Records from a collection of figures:
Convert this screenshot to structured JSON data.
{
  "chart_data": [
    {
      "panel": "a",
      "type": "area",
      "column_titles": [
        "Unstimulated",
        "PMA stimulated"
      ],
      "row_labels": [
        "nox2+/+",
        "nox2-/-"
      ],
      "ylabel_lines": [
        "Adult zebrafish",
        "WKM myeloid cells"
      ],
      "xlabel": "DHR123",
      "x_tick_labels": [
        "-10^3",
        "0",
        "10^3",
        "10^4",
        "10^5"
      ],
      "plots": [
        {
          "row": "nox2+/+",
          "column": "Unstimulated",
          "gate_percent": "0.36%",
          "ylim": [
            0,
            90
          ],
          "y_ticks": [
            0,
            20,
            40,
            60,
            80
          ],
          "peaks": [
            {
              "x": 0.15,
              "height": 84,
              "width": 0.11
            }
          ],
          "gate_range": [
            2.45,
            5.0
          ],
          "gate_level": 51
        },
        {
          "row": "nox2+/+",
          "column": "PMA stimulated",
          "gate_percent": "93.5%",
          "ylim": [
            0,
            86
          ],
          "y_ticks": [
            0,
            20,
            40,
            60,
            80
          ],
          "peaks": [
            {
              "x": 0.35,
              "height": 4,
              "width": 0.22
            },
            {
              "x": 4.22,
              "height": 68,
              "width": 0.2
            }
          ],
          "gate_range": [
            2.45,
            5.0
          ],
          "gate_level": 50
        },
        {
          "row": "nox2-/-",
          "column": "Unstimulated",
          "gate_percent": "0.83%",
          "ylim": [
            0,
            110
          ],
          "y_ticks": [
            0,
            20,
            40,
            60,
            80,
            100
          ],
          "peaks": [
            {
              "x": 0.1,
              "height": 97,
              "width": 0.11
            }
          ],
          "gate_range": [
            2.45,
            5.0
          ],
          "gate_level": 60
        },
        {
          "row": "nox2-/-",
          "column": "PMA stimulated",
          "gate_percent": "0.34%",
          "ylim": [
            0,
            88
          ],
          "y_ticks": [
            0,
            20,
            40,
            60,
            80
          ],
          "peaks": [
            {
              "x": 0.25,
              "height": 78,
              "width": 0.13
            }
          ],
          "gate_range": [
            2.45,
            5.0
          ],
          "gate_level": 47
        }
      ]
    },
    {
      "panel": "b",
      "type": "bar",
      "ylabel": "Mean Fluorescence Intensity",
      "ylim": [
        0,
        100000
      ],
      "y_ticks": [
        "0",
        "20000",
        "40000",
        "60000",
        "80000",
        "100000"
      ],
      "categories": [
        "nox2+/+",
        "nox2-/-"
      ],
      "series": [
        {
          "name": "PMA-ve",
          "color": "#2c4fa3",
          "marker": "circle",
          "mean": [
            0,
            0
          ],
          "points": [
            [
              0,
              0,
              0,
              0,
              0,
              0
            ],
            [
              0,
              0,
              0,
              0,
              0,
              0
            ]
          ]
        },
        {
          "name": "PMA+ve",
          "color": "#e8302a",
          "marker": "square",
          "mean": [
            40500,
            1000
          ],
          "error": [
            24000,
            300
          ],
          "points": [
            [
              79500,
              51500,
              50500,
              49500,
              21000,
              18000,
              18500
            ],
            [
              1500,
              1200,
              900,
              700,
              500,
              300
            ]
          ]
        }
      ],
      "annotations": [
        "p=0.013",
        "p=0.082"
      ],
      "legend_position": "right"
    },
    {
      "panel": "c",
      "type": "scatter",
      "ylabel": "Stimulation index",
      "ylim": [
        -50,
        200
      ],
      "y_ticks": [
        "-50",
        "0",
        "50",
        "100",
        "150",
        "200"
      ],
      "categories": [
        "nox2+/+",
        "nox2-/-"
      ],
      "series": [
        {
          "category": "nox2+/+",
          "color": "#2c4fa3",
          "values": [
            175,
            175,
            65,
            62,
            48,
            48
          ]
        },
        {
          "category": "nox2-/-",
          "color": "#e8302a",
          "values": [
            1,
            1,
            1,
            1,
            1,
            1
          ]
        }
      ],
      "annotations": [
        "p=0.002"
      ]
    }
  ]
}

PROBLEM DETAILS>
Copy the data above in its entirety, exactly as given.

OUTPUT FOR THIS EXERCISE>
Convert this screenshot to structured JSON data.
{
  "chart_data": [
    {
      "panel": "a",
      "type": "area",
      "column_titles": [
        "Unstimulated",
        "PMA stimulated"
      ],
      "row_labels": [
        "nox2+/+",
        "nox2-/-"
      ],
      "ylabel_lines": [
        "Adult zebrafish",
        "WKM myeloid cells"
      ],
      "xlabel": "DHR123",
      "x_tick_labels": [
        "-10^3",
        "0",
        "10^3",
        "10^4",
        "10^5"
      ],
      "plots": [
        {
          "row": "nox2+/+",
          "column": "Unstimulated",
          "gate_percent": "0.36%",
          "ylim": [
            0,
            90
          ],
          "y_ticks": [
            0,
            20,
            40,
            60,
            80
          ],
          "peaks": [
            {
              "x": 0.15,
              "height": 84,
              "width": 0.11
            }
          ],
          "gate_range": [
            2.45,
            5.0
          ],
          "gate_level": 51
        },
        {
          "row": "nox2+/+",
          "column": "PMA stimulated",
          "gate_percent": "93.5%",
          "ylim": [
            0,
            86
          ],
          "y_ticks": [
            0,
            20,
            40,
            60,
            80
          ],
          "peaks": [
            {
              "x": 0.35,
              "height": 4,
              "width": 0.22
            },
            {
              "x": 4.22,
              "height": 68,
              "width": 0.2
            }
          ],
          "gate_range": [
            2.45,
            5.0
          ],
          "gate_level": 50
        },
        {
          "row": "nox2-/-",
          "column": "Unstimulated",
          "gate_percent": "0.83%",
          "ylim": [
            0,
            110
          ],
          "y_ticks": [
            0,
            20,
            40,
            60,
            80,
            100
          ],
          "peaks": [
            {
              "x": 0.1,
              "height": 97,
              "width": 0.11
            }
          ],
          "gate_range": [
            2.45,
            5.0
          ],
          "gate_level": 60
        },
        {
          "row": "nox2-/-",
          "column": "PMA stimulated",
          "gate_percent": "0.34%",
          "ylim": [
            0,
            88
          ],
          "y_ticks": [
            0,
            20,
            40,
            60,
            80
          ],
          "peaks": [
            {
              "x": 0.25,
              "height": 78,
              "width": 0.13
            }
          ],
          "gate_range": [
            2.45,
            5.0
          ],
          "gate_level": 47
        }
      ]
    },
    {
      "panel": "b",
      "type": "bar",
      "ylabel": "Mean Fluorescence Intensity",
      "ylim": [
        0,
        100000
      ],
      "y_ticks": [
        "0",
        "20000",
        "40000",
        "60000",
        "80000",
        "100000"
      ],
      "categories": [
        "nox2+/+",
        "nox2-/-"
      ],
      "series": [
        {
          "name": "PMA-ve",
          "color": "#2c4fa3",
          "marker": "circle",
          "mean": [
            0,
            0
          ],
          "points": [
            [
              0,
              0,
              0,
              0,
              0,
              0
            ],
            [
              0,
              0,
              0,
              0,
              0,
              0
            ]
          ]
        },
        {
          "name": "PMA+ve",
          "color": "#e8302a",
          "marker": "square",
          "mean": [
            40500,
            1000
          ],
          "error": [
            24000,
            300
          ],
          "points": [
            [
              79500,
              51500,
              50500,
              49500,
              21000,
              18000,
              18500
            ],
            [
              1500,
              1200,
              900,
              700,
              500,
              300
            ]
          ]
        }
      ],
      "annotations": [
        "p=0.013",
        "p=0.082"
      ],
      "legend_position": "right"
    },
    {
      "panel": "c",
      "type": "scatter",
      "ylabel": "Stimulation index",
      "ylim": [
        -50,
        200
      ],
      "y_ticks": [
        "-50",
        "0",
        "50",
        "100",
        "150",
        "200"
      ],
      "categories": [
        "nox2+/+",
        "nox2-/-"
      ],
      "series": [
        {
          "category": "nox2+/+",
          "color": "#2c4fa3",
          "values": [
            175,
            175,
            65,
            62,
            48,
            48
          ]
        },
        {
          "category": "nox2-/-",
          "color": "#e8302a",
          "values": [
            1,
            1,
            1,
            1,
            1,
            1
          ]
        }
      ],
      "annotations": [
        "p=0.002"
      ]
    }
  ]
}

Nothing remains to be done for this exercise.